Written instruction:
From the line that holds "What data populates" to the last line of the data, copy everything exactly; leave out all the rest.

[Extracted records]
********
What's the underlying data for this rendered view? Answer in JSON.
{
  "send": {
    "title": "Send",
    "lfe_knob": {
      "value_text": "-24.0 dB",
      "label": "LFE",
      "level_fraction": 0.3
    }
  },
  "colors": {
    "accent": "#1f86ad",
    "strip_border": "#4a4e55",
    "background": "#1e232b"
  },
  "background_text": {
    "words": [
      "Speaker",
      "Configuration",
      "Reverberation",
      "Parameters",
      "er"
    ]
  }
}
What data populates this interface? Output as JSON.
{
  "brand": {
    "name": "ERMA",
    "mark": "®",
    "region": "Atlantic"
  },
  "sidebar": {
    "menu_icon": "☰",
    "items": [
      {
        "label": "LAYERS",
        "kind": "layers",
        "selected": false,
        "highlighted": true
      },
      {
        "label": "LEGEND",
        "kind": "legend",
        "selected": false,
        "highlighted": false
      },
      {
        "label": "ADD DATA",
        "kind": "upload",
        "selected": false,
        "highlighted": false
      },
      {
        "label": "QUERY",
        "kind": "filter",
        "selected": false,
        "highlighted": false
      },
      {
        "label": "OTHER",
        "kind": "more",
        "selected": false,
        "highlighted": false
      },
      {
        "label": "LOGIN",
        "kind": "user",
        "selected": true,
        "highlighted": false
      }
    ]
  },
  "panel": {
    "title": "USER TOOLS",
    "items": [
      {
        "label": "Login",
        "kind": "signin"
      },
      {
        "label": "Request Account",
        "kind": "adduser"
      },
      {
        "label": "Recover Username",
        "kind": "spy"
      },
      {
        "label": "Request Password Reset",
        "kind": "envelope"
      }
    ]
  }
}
********
The answer:
What data populates this interface? Output as JSON.
{
  "brand": {
    "name": "ERMA",
    "mark": "®",
    "region": "Atlantic"
  },
  "sidebar": {
    "menu_icon": "☰",
    "items": [
      {
        "label": "LAYERS",
        "kind": "layers",
        "selected": false,
        "highlighted": true
      },
      {
        "label": "LEGEND",
        "kind": "legend",
        "selected": false,
        "highlighted": false
      },
      {
        "label": "ADD DATA",
        "kind": "upload",
        "selected": false,
        "highlighted": false
      },
      {
        "label": "QUERY",
        "kind": "filter",
        "selected": false,
        "highlighted": false
      },
      {
        "label": "OTHER",
        "kind": "more",
        "selected": false,
        "highlighted": false
      },
      {
        "label": "LOGIN",
        "kind": "user",
        "selected": true,
        "highlighted": false
      }
    ]
  },
  "panel": {
    "title": "USER TOOLS",
    "items": [
      {
        "label": "Login",
        "kind": "signin"
      },
      {
        "label": "Request Account",
        "kind": "adduser"
      },
      {
        "label": "Recover Username",
        "kind": "spy"
      },
      {
        "label": "Request Password Reset",
        "kind": "envelope"
      }
    ]
  }
}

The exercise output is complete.